══ DATA SECTION ══
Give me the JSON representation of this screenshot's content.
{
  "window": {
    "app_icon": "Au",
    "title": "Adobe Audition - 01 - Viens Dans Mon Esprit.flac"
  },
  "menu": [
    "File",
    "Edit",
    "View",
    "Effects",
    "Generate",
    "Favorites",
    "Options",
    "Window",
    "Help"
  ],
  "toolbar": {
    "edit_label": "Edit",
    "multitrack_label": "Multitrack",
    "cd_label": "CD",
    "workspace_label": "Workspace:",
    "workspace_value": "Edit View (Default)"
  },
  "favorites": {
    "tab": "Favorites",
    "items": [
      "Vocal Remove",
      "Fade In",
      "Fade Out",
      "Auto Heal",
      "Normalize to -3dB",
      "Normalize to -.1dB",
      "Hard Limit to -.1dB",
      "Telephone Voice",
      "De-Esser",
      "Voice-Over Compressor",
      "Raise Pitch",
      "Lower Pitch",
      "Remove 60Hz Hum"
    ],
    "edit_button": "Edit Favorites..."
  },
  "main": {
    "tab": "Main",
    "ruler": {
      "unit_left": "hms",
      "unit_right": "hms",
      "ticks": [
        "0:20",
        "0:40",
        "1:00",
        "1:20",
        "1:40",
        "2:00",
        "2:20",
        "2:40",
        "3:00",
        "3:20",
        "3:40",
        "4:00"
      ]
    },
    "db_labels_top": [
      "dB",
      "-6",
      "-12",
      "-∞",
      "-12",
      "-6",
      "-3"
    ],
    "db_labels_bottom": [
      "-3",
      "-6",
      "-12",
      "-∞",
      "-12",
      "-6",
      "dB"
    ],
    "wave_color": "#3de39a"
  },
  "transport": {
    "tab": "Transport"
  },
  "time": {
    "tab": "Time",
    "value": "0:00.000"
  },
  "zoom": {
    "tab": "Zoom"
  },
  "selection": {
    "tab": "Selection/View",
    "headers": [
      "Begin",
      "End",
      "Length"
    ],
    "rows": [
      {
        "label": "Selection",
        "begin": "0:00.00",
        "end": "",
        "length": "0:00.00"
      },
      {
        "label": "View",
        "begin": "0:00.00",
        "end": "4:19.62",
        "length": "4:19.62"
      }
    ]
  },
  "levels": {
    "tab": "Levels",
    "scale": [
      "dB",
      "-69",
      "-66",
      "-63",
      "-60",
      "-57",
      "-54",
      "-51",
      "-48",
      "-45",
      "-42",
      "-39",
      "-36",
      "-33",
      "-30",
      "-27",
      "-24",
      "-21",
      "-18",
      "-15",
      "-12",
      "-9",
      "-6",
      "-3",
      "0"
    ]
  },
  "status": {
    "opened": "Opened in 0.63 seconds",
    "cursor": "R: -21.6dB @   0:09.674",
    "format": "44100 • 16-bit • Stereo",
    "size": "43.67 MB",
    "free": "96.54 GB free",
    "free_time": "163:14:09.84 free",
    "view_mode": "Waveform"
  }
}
═══
WRITTEN EXERCISE: Above are the records; retype them all without a single difference.

THE OUTPUT:
Give me the JSON representation of this screenshot's content.
{
  "window": {
    "app_icon": "Au",
    "title": "Adobe Audition - 01 - Viens Dans Mon Esprit.flac"
  },
  "menu": [
    "File",
    "Edit",
    "View",
    "Effects",
    "Generate",
    "Favorites",
    "Options",
    "Window",
    "Help"
  ],
  "toolbar": {
    "edit_label": "Edit",
    "multitrack_label": "Multitrack",
    "cd_label": "CD",
    "workspace_label": "Workspace:",
    "workspace_value": "Edit View (Default)"
  },
  "favorites": {
    "tab": "Favorites",
    "items": [
      "Vocal Remove",
      "Fade In",
      "Fade Out",
      "Auto Heal",
      "Normalize to -3dB",
      "Normalize to -.1dB",
      "Hard Limit to -.1dB",
      "Telephone Voice",
      "De-Esser",
      "Voice-Over Compressor",
      "Raise Pitch",
      "Lower Pitch",
      "Remove 60Hz Hum"
    ],
    "edit_button": "Edit Favorites..."
  },
  "main": {
    "tab": "Main",
    "ruler": {
      "unit_left": "hms",
      "unit_right": "hms",
      "ticks": [
        "0:20",
        "0:40",
        "1:00",
        "1:20",
        "1:40",
        "2:00",
        "2:20",
        "2:40",
        "3:00",
        "3:20",
        "3:40",
        "4:00"
      ]
    },
    "db_labels_top": [
      "dB",
      "-6",
      "-12",
      "-∞",
      "-12",
      "-6",
      "-3"
    ],
    "db_labels_bottom": [
      "-3",
      "-6",
      "-12",
      "-∞",
      "-12",
      "-6",
      "dB"
    ],
    "wave_color": "#3de39a"
  },
  "transport": {
    "tab": "Transport"
  },
  "time": {
    "tab": "Time",
    "value": "0:00.000"
  },
  "zoom": {
    "tab": "Zoom"
  },
  "selection": {
    "tab": "Selection/View",
    "headers": [
      "Begin",
      "End",
      "Length"
    ],
    "rows": [
      {
        "label": "Selection",
        "begin": "0:00.00",
        "end": "",
        "length": "0:00.00"
      },
      {
        "label": "View",
        "begin": "0:00.00",
        "end": "4:19.62",
        "length": "4:19.62"
      }
    ]
  },
  "levels": {
    "tab": "Levels",
    "scale": [
      "dB",
      "-69",
      "-66",
      "-63",
      "-60",
      "-57",
      "-54",
      "-51",
      "-48",
      "-45",
      "-42",
      "-39",
      "-36",
      "-33",
      "-30",
      "-27",
      "-24",
      "-21",
      "-18",
      "-15",
      "-12",
      "-9",
      "-6",
      "-3",
      "0"
    ]
  },
  "status": {
    "opened": "Opened in 0.63 seconds",
    "cursor": "R: -21.6dB @   0:09.674",
    "format": "44100 • 16-bit • Stereo",
    "size": "43.67 MB",
    "free": "96.54 GB free",
    "free_time": "163:14:09.84 free",
    "view_mode": "Waveform"
  }
}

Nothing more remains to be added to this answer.